[Exercise objective]:
In the lines below, find how many contain the word "JSON" and report that figure alone.

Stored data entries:
# # # # #
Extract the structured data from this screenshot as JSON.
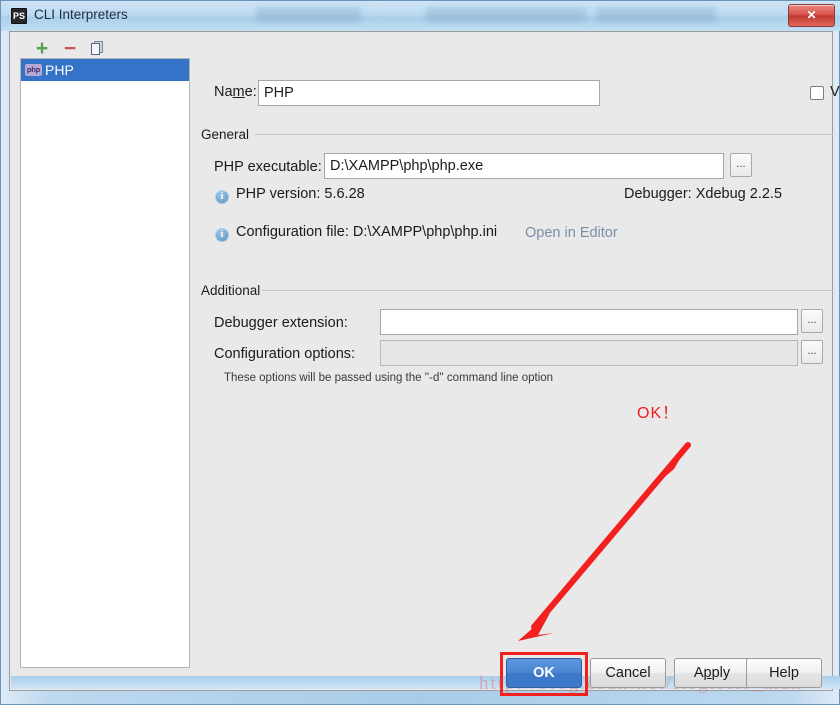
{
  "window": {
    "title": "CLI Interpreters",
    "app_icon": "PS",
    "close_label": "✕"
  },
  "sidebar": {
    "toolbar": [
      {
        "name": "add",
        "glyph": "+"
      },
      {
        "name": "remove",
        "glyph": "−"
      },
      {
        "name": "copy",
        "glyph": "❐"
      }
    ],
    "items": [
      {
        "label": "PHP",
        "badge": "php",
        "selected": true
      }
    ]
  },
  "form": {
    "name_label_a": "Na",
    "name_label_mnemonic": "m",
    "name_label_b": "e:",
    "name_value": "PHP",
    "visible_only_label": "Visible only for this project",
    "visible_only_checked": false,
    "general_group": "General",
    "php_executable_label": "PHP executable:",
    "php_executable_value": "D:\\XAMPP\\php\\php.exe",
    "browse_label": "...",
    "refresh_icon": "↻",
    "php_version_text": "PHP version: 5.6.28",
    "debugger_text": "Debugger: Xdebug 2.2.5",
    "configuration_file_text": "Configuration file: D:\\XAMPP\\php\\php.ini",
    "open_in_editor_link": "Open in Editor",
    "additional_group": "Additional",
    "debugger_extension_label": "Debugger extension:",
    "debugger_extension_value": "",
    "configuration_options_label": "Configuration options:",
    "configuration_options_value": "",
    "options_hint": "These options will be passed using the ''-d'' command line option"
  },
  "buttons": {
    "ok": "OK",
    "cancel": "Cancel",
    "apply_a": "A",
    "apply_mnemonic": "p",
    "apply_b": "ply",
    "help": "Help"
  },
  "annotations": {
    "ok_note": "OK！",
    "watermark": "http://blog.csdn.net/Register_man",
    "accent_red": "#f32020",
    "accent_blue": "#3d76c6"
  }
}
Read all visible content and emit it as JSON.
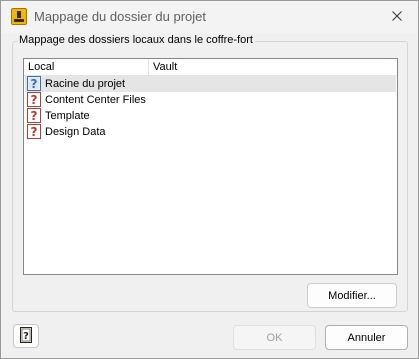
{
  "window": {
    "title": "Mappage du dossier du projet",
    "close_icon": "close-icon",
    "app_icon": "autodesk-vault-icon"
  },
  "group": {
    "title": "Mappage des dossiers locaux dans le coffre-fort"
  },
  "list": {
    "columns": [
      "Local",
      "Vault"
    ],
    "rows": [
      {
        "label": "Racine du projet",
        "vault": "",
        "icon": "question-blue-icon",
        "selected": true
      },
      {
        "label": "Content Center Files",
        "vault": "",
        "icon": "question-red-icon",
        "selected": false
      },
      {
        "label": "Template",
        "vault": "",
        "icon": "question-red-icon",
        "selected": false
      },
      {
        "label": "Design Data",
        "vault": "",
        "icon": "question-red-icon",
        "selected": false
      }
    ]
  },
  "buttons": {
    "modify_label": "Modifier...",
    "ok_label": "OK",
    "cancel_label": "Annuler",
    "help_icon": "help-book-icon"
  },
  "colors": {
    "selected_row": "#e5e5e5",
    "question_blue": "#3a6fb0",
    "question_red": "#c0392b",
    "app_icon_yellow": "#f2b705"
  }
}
# # # # #
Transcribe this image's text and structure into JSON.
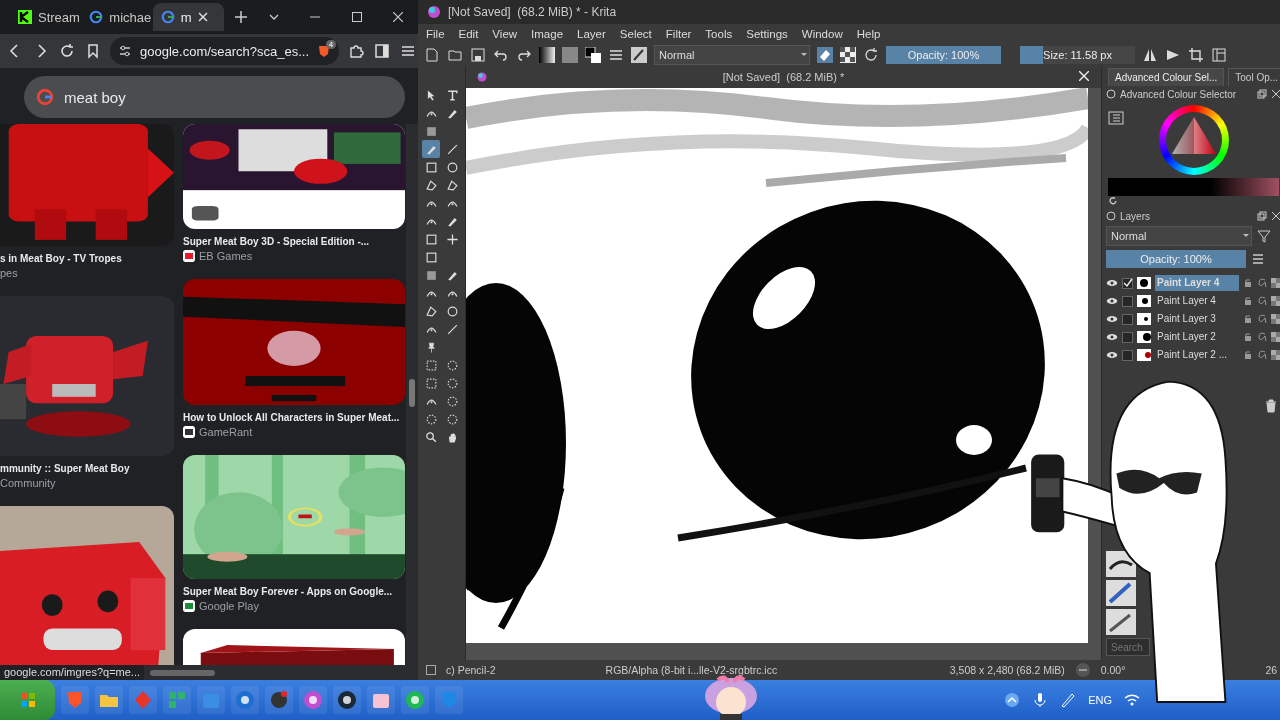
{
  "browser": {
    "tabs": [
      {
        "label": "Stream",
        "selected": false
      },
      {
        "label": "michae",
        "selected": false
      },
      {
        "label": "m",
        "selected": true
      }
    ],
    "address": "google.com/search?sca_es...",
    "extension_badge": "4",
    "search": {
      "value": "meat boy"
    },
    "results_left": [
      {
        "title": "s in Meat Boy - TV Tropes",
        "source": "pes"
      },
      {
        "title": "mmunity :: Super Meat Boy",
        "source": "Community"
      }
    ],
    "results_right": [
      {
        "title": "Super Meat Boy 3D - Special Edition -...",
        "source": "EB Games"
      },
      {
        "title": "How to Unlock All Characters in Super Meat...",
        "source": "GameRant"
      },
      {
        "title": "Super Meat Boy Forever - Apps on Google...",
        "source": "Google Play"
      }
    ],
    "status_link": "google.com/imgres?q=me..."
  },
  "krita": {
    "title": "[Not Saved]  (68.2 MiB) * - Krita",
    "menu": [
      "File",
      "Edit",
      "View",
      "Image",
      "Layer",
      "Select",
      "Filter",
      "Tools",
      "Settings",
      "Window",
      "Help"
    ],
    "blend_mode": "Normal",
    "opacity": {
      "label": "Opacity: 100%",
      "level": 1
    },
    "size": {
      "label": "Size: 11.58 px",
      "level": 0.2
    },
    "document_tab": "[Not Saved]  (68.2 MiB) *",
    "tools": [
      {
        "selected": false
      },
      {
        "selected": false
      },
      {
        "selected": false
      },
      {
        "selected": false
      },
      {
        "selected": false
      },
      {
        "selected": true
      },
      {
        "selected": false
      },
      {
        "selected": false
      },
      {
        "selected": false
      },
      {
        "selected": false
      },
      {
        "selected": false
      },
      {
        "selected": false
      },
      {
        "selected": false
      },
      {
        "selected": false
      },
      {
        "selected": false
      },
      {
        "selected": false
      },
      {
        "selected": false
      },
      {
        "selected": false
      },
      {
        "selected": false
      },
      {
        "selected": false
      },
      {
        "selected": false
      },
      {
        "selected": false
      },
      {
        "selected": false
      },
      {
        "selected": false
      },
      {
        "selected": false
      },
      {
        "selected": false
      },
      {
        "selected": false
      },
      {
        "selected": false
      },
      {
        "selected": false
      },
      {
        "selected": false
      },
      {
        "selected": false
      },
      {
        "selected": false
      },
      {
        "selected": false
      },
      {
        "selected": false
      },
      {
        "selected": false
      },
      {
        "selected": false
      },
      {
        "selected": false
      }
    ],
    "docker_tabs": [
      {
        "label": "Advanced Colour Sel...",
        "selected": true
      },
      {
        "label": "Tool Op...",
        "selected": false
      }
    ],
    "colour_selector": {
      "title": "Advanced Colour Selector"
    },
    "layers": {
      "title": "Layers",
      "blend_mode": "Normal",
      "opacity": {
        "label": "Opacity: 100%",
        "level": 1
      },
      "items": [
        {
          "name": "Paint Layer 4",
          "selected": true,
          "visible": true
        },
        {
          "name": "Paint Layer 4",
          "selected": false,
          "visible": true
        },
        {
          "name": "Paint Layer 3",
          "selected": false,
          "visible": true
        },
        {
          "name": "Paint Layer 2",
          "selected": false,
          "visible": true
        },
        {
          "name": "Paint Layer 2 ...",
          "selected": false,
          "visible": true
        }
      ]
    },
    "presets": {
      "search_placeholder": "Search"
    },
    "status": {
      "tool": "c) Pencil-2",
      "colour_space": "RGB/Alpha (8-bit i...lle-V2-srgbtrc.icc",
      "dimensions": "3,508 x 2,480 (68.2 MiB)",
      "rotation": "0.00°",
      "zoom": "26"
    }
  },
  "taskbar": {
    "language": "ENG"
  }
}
# # # # #
[Result for this exercise]:
3